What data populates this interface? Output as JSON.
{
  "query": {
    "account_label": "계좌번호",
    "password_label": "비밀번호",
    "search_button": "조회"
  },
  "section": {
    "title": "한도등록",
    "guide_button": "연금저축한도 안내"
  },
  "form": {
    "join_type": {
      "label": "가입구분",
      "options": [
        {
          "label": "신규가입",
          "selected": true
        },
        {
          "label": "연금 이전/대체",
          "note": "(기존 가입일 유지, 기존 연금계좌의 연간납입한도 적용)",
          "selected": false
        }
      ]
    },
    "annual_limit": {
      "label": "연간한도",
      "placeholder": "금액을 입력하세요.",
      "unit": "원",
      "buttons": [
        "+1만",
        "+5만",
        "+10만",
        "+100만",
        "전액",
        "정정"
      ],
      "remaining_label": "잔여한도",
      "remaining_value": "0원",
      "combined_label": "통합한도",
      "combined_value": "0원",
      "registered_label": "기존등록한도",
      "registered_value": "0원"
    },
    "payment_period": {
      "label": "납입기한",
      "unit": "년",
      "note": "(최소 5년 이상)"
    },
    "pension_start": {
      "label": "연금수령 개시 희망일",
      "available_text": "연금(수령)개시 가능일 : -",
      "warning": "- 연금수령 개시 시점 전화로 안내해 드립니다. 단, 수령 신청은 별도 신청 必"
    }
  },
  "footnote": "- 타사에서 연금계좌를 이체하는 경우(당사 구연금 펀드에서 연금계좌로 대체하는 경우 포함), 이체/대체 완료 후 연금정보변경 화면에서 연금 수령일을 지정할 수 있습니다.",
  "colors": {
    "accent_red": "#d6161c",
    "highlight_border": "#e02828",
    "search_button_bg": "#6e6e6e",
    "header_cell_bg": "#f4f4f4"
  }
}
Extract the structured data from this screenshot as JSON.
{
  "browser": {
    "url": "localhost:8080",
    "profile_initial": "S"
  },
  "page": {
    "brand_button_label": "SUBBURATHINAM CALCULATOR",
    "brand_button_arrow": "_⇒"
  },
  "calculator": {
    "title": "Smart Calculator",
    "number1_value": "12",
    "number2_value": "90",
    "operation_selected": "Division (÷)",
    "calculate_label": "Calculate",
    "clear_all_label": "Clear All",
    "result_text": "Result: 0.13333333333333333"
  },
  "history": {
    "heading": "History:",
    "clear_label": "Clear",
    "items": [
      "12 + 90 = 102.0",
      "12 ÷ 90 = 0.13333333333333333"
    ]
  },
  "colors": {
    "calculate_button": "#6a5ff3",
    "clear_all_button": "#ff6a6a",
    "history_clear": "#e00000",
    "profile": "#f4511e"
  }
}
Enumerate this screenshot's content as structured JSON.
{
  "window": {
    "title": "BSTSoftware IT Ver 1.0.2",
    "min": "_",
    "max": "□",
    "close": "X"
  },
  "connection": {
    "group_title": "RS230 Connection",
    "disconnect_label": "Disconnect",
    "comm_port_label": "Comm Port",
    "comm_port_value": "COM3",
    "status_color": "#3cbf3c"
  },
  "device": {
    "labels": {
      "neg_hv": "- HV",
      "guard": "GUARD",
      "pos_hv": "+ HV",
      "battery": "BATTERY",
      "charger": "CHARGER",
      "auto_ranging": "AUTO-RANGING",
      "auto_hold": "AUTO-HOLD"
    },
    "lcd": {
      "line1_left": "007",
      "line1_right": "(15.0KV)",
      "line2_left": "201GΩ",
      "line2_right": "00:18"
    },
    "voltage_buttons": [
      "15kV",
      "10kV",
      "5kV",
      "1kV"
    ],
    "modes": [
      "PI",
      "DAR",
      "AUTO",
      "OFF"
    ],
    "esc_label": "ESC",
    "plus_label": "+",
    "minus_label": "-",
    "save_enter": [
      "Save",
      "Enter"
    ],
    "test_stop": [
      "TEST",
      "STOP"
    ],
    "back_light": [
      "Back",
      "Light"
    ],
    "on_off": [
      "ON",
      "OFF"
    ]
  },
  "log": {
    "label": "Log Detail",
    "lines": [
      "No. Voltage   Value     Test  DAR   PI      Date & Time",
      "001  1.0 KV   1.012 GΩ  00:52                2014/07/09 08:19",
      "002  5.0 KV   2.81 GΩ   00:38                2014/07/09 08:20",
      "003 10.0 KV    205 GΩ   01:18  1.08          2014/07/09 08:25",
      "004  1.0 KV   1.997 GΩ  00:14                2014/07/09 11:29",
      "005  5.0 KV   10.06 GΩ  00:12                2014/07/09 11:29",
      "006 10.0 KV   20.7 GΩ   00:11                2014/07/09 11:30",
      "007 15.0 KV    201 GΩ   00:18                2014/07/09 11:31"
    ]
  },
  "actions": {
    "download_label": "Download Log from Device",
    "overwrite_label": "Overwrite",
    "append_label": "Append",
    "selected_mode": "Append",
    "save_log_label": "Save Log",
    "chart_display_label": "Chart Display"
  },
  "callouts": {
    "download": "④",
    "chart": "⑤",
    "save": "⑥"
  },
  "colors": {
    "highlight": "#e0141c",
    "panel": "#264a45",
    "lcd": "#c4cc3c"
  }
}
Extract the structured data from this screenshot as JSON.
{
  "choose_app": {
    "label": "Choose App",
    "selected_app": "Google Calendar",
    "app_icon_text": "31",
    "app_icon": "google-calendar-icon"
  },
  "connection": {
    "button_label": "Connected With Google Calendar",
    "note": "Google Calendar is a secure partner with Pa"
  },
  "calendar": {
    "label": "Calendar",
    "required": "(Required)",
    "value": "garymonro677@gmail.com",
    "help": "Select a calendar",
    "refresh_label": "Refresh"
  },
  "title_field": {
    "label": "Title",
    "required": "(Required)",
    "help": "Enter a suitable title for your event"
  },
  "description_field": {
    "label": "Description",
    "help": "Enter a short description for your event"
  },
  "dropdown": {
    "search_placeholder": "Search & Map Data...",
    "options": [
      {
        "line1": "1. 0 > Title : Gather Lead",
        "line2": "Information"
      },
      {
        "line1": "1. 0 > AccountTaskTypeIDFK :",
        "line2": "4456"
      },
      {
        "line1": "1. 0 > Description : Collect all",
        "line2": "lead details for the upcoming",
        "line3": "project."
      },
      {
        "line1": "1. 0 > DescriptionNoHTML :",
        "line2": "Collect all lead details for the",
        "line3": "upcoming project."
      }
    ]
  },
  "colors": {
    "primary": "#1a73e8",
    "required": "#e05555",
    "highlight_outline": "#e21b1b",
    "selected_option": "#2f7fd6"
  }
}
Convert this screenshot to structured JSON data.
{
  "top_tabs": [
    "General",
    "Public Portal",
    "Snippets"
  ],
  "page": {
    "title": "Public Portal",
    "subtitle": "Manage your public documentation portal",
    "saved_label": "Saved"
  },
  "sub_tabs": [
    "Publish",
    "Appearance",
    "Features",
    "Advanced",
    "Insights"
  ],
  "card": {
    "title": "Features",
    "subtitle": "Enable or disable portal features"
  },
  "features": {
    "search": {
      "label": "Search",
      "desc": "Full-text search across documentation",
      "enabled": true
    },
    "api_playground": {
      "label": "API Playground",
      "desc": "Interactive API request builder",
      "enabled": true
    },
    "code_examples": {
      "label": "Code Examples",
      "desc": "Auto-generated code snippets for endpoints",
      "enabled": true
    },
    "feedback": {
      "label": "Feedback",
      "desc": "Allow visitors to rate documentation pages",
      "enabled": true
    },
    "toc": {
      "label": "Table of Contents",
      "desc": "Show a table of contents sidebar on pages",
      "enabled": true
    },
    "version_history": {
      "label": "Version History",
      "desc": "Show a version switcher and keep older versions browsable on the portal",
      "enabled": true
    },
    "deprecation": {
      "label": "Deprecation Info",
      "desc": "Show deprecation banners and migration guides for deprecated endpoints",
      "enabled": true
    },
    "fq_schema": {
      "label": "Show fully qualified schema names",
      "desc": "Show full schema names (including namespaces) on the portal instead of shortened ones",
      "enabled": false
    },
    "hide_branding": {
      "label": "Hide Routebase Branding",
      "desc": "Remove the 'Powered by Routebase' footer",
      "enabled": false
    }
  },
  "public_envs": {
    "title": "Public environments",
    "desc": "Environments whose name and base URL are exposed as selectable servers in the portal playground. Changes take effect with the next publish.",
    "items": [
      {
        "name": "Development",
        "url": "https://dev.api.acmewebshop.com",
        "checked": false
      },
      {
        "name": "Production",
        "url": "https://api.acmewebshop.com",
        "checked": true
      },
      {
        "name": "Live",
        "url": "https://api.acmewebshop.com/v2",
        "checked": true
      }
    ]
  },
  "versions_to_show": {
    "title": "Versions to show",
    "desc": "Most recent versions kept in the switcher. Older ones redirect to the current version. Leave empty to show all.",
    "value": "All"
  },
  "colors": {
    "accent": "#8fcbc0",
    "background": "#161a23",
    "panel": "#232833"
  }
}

What you need to do ::
Collect the complete line wherever the string "https" appears in the records.

Final answer ::
        "url": "https://dev.api.acmewebshop.com",
        "url": "https://api.acmewebshop.com",
        "url": "https://api.acmewebshop.com/v2",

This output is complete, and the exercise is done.